STATED PROBLEM: Among the entries below, find how many lines carry the word "Random" and state only that figure.

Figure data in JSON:

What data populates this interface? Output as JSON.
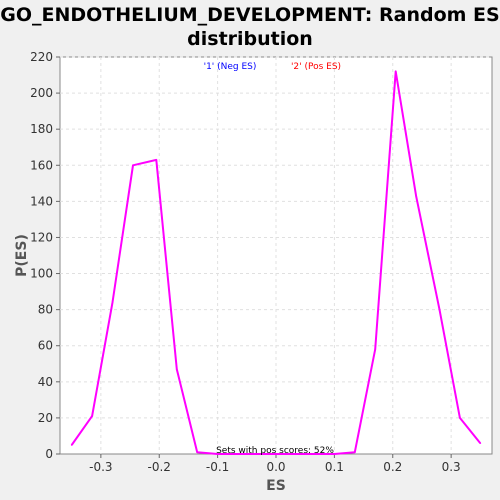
{
  "chart_data": {
    "type": "line",
    "title": "GO_ENDOTHELIUM_DEVELOPMENT: Random ES distribution",
    "title_lines": [
      "GO_ENDOTHELIUM_DEVELOPMENT: Random ES",
      "distribution"
    ],
    "xlabel": "ES",
    "ylabel": "P(ES)",
    "xlim": [
      -0.37,
      0.37
    ],
    "ylim": [
      0,
      220
    ],
    "x_ticks": [
      -0.3,
      -0.2,
      -0.1,
      0.0,
      0.1,
      0.2,
      0.3
    ],
    "x_tick_labels": [
      "-0.3",
      "-0.2",
      "-0.1",
      "0.0",
      "0.1",
      "0.2",
      "0.3"
    ],
    "y_ticks": [
      0,
      20,
      40,
      60,
      80,
      100,
      120,
      140,
      160,
      180,
      200,
      220
    ],
    "y_tick_labels": [
      "0",
      "20",
      "40",
      "60",
      "80",
      "100",
      "120",
      "140",
      "160",
      "180",
      "200",
      "220"
    ],
    "grid": true,
    "legend_placement": "top-center",
    "legend": [
      {
        "label": "'1' (Neg ES)",
        "color": "#0000ff"
      },
      {
        "label": "'2' (Pos ES)",
        "color": "#ff0000"
      }
    ],
    "annotation": "Sets with pos scores: 52%",
    "series": [
      {
        "line_color": "#ff00ff",
        "x": [
          -0.35,
          -0.315,
          -0.28,
          -0.245,
          -0.205,
          -0.17,
          -0.135,
          -0.1,
          -0.065,
          -0.03,
          0.0,
          0.03,
          0.065,
          0.1,
          0.135,
          0.17,
          0.205,
          0.24,
          0.28,
          0.315,
          0.35
        ],
        "values": [
          5,
          21,
          84,
          160,
          163,
          47,
          1,
          0,
          0,
          0,
          0,
          0,
          0,
          0,
          1,
          58,
          212,
          143,
          80,
          20,
          6
        ]
      }
    ]
  }
}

FINAL ANSWER: 2